- [TASKS TO COMPLETE]
- a) Reproduce the part of the raffle pledge thread starting at "## michellerobison (Dec" and ending at "email a picture?".
- b) Pick up the forum thread about raffle pledges where it stops, and write the next part.

- [SELECTED TEXT]
** Start **
# Pledges for Specialty Rescue Raffle/ High Priority



## plenty pets 20 (Jul 8, 2006)

If you have made a pledge to donate to the Rescue Raffle and have not sent your donation yet, please e-mail me privately to let me know if you still intend to ship it or to bring it with you to the Specialty. 
We are trying to get the list of donors complete so the names can be put in the Specialty catalog as contributing to our Raffle. 
We need it soon, like yesterday, so please let me know as soon as you see this. Thanks, Edie


----------



## michellerobison (Dec 17, 2009)

'let me know how I can donate.Want to donate a harness dress but it needs to be made according to measurements to fit right. MAybe you can make a sertificate and put a description on it or I can email a picture?


----------



## plenty pets 20 (Jul 8, 2006)

Thanks Michelle, I responded privately. Have added your name. 
Edie


----------



## beckinwolf (Sep 2, 2008)

Is it too late, Edie? I just came across an awesome gift that would be perfect for the raffle. I sent you a PM.


----------



## plenty pets 20 (Jul 8, 2006)

Becky, I e-mailed you privately also. Thanks so much for your help too. Edie


----------



## kikiiniowa (Sep 9, 2008)
** End **
- [DATA ENTRIES]
** Start **
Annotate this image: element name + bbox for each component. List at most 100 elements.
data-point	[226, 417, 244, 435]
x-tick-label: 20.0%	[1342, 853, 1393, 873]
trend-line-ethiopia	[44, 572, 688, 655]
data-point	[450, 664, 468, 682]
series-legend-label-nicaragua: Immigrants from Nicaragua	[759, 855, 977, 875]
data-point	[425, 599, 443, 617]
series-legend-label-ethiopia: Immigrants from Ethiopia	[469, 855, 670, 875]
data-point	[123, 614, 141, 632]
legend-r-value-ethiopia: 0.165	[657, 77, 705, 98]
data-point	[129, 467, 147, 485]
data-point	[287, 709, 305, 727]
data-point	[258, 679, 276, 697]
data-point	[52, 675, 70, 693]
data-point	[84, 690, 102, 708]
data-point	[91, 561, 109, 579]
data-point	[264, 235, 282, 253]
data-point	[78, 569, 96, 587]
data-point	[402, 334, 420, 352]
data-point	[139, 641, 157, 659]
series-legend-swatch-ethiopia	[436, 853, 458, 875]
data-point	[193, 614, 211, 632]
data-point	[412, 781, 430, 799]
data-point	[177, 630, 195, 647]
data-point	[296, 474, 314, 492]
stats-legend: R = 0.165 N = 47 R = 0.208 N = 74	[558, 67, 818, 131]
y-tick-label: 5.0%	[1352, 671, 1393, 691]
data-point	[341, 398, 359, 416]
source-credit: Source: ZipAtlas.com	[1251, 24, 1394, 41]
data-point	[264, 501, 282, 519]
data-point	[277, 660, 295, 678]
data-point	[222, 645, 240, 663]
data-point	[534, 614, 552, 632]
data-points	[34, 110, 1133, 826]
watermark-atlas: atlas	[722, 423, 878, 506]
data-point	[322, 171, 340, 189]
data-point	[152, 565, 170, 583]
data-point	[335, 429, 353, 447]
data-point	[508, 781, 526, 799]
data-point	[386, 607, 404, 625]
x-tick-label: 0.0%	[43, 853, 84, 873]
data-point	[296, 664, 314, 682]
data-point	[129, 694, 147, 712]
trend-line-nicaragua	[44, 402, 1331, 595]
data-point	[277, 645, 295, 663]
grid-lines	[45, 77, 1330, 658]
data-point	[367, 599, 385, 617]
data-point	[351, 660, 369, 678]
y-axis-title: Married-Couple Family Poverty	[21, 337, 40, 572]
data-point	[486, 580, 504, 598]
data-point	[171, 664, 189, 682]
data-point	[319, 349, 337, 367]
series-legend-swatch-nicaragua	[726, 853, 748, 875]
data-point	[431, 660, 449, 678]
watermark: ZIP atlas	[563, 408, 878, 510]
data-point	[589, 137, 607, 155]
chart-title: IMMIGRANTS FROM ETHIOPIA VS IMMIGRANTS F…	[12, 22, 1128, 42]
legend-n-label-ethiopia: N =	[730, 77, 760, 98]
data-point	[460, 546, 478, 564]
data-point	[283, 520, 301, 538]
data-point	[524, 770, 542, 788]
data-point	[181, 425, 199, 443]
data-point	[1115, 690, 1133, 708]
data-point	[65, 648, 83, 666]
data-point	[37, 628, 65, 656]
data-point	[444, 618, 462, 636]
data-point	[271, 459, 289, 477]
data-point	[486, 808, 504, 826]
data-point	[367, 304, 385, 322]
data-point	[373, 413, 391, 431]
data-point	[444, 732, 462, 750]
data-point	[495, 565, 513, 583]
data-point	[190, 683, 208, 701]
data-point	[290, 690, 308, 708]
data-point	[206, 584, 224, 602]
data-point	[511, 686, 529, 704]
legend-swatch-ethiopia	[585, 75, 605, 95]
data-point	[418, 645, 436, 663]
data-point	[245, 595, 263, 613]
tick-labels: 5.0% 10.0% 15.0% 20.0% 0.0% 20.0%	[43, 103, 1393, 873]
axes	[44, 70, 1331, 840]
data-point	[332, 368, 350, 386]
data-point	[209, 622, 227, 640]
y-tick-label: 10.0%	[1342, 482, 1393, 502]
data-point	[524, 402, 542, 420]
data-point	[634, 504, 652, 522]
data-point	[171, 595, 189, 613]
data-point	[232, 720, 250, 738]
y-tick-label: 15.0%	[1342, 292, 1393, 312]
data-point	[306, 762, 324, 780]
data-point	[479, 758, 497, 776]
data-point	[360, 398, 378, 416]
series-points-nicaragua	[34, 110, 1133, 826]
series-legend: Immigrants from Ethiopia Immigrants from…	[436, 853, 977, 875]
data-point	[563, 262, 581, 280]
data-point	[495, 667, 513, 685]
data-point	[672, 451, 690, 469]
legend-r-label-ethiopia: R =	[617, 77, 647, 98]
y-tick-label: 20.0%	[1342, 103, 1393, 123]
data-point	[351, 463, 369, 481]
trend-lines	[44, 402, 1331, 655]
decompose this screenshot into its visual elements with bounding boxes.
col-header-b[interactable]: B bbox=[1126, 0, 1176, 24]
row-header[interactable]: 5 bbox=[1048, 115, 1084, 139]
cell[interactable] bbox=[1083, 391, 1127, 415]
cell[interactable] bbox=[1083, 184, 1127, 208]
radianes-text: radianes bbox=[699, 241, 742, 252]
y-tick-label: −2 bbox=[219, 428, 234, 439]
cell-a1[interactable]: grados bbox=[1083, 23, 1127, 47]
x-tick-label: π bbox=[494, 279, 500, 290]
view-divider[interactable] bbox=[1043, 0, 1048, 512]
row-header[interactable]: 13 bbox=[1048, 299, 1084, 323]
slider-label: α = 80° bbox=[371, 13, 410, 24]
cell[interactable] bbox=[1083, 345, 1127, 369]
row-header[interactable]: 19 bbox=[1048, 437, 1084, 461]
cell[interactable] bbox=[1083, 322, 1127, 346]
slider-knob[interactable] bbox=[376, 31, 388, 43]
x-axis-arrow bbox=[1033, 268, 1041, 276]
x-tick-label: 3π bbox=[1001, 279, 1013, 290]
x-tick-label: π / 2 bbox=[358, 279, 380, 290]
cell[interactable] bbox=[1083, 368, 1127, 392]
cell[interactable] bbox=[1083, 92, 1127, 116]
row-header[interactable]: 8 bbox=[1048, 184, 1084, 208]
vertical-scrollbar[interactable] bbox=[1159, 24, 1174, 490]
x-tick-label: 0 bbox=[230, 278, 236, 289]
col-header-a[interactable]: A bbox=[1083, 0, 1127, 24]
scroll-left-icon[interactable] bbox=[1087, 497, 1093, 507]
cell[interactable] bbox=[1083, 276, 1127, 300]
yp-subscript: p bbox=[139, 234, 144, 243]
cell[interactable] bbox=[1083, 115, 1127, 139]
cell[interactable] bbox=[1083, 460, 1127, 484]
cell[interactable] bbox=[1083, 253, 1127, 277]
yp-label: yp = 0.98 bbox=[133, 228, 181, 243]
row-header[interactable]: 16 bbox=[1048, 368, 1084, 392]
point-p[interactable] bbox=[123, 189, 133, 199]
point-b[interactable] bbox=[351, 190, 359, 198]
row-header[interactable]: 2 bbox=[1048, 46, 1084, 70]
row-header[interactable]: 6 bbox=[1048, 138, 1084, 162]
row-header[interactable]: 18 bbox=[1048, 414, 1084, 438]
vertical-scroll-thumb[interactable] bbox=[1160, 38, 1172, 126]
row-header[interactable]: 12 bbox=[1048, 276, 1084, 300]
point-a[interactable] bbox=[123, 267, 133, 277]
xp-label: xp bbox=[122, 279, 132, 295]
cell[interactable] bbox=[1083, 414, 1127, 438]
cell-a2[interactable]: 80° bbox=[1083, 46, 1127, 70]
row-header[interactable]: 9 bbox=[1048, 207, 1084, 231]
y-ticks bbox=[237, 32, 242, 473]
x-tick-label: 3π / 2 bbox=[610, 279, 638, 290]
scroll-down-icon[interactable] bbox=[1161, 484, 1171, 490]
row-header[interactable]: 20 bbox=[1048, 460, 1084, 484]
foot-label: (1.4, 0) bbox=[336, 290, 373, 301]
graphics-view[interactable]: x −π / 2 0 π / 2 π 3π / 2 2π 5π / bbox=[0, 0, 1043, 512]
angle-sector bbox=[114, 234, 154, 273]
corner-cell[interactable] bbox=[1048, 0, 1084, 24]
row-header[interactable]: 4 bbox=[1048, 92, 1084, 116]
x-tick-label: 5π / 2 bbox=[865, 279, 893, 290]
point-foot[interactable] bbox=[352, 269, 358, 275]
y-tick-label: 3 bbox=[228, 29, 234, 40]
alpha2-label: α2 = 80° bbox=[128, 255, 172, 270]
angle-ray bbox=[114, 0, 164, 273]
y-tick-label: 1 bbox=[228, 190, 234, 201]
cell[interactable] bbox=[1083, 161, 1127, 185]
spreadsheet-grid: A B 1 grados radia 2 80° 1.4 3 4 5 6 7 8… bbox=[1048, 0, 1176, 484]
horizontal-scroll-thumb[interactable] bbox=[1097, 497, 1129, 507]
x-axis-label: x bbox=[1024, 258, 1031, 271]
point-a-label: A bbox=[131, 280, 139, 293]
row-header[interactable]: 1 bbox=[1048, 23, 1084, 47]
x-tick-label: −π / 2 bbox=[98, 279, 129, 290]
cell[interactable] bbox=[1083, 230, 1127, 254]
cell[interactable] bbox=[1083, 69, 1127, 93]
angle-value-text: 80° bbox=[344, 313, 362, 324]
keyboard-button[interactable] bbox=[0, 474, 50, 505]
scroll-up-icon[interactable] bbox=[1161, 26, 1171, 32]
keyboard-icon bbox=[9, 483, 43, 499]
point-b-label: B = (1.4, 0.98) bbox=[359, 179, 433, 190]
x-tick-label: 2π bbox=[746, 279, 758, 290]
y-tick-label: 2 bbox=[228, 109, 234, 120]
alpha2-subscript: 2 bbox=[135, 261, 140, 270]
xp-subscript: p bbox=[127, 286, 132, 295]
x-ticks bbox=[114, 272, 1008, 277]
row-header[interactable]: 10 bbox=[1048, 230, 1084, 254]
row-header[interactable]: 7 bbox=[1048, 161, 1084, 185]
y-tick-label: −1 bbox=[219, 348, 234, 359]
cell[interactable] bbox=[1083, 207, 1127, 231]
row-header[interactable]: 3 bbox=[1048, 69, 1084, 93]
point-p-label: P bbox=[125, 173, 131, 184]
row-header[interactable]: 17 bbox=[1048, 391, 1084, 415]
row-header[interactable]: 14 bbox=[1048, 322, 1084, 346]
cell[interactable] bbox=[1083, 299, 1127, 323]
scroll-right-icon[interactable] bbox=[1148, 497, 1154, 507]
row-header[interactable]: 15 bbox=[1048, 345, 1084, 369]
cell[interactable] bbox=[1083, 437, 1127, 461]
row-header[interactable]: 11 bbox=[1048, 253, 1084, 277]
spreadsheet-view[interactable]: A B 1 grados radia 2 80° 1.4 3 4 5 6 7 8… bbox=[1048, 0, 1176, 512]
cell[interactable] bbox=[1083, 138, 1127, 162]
** End **
- [ANSWER SET]
- a)
## michellerobison (Dec 17, 2009)

'let me know how I can donate.Want to donate a harness dress but it needs to be made according to measurements to fit right. MAybe you can make a sertificate and put a description on it or I can email a picture?

- b)
I sent a collapsable crate and I'm hoping it arrived safely???? Can you let me know? 

kiki (Kathy Allsup) in Iowa.


----------



## michellerobison (Dec 17, 2009)

I hope my card/certificate gets there in time. We have such sporadic postal service now w/ so many cut backs!
If it doesn't get there in time,let me know ,I can email piccies for you to print and info for the raffle. Just put my name and info and I will honour it.


----------



## plenty pets 20 (Jul 8, 2006)

Michelle, Did you mail it to me or Denise?? I will let you know when it arrives
Thanks, Edie


----------



## michellerobison (Dec 17, 2009)

plenty pets 20 said:


> Michelle, Did you mail it to me or Denise?? I will let you know when it arrives
> Thanks, Edie


 I mailed it to you in a manilla envelope.


----------



## kikiiniowa (Sep 9, 2008)

What about mine?????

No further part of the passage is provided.